◆ WHAT YOU ARE ASKED TO DO ◆
Print out each entry below exactly, please.

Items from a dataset
════════════════════

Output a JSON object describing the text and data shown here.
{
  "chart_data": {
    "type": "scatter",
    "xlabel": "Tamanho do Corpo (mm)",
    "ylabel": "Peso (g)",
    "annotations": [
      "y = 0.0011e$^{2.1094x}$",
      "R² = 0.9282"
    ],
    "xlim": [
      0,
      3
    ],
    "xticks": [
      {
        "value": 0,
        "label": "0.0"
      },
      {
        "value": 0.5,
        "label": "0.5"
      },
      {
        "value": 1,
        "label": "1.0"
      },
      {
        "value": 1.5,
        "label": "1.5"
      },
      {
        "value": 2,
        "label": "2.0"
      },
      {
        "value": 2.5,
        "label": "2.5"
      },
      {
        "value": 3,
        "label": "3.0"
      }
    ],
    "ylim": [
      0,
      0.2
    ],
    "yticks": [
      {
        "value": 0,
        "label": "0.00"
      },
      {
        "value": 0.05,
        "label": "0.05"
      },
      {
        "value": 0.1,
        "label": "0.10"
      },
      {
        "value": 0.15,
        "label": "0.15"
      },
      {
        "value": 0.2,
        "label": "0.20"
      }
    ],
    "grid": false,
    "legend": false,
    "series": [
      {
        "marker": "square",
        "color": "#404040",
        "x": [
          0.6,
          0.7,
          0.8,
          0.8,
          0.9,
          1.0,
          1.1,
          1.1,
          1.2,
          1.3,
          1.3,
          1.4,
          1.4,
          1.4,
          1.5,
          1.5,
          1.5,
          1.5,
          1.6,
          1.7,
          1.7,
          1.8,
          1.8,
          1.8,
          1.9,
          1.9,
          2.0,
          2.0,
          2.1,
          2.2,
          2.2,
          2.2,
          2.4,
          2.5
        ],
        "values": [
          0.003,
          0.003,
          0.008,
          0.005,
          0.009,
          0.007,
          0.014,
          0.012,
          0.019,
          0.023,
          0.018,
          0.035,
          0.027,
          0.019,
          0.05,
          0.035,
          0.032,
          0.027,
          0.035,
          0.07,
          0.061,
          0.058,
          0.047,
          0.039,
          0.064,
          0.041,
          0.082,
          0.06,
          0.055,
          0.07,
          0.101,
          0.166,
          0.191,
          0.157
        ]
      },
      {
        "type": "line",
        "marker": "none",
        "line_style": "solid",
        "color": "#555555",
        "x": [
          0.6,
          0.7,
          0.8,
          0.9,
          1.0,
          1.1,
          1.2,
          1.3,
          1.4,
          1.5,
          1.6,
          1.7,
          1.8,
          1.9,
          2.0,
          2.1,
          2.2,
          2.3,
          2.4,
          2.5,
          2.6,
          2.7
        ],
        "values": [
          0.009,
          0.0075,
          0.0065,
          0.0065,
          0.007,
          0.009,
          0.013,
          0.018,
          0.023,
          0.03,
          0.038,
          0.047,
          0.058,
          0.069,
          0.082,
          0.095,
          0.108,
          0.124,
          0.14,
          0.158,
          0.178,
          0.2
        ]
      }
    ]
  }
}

════════════════════

◆ OUTPUT FOR THIS TASK ◆
Output a JSON object describing the text and data shown here.
{
  "chart_data": {
    "type": "scatter",
    "xlabel": "Tamanho do Corpo (mm)",
    "ylabel": "Peso (g)",
    "annotations": [
      "y = 0.0011e$^{2.1094x}$",
      "R² = 0.9282"
    ],
    "xlim": [
      0,
      3
    ],
    "xticks": [
      {
        "value": 0,
        "label": "0.0"
      },
      {
        "value": 0.5,
        "label": "0.5"
      },
      {
        "value": 1,
        "label": "1.0"
      },
      {
        "value": 1.5,
        "label": "1.5"
      },
      {
        "value": 2,
        "label": "2.0"
      },
      {
        "value": 2.5,
        "label": "2.5"
      },
      {
        "value": 3,
        "label": "3.0"
      }
    ],
    "ylim": [
      0,
      0.2
    ],
    "yticks": [
      {
        "value": 0,
        "label": "0.00"
      },
      {
        "value": 0.05,
        "label": "0.05"
      },
      {
        "value": 0.1,
        "label": "0.10"
      },
      {
        "value": 0.15,
        "label": "0.15"
      },
      {
        "value": 0.2,
        "label": "0.20"
      }
    ],
    "grid": false,
    "legend": false,
    "series": [
      {
        "marker": "square",
        "color": "#404040",
        "x": [
          0.6,
          0.7,
          0.8,
          0.8,
          0.9,
          1.0,
          1.1,
          1.1,
          1.2,
          1.3,
          1.3,
          1.4,
          1.4,
          1.4,
          1.5,
          1.5,
          1.5,
          1.5,
          1.6,
          1.7,
          1.7,
          1.8,
          1.8,
          1.8,
          1.9,
          1.9,
          2.0,
          2.0,
          2.1,
          2.2,
          2.2,
          2.2,
          2.4,
          2.5
        ],
        "values": [
          0.003,
          0.003,
          0.008,
          0.005,
          0.009,
          0.007,
          0.014,
          0.012,
          0.019,
          0.023,
          0.018,
          0.035,
          0.027,
          0.019,
          0.05,
          0.035,
          0.032,
          0.027,
          0.035,
          0.07,
          0.061,
          0.058,
          0.047,
          0.039,
          0.064,
          0.041,
          0.082,
          0.06,
          0.055,
          0.07,
          0.101,
          0.166,
          0.191,
          0.157
        ]
      },
      {
        "type": "line",
        "marker": "none",
        "line_style": "solid",
        "color": "#555555",
        "x": [
          0.6,
          0.7,
          0.8,
          0.9,
          1.0,
          1.1,
          1.2,
          1.3,
          1.4,
          1.5,
          1.6,
          1.7,
          1.8,
          1.9,
          2.0,
          2.1,
          2.2,
          2.3,
          2.4,
          2.5,
          2.6,
          2.7
        ],
        "values": [
          0.009,
          0.0075,
          0.0065,
          0.0065,
          0.007,
          0.009,
          0.013,
          0.018,
          0.023,
          0.03,
          0.038,
          0.047,
          0.058,
          0.069,
          0.082,
          0.095,
          0.108,
          0.124,
          0.14,
          0.158,
          0.178,
          0.2
        ]
      }
    ]
  }
}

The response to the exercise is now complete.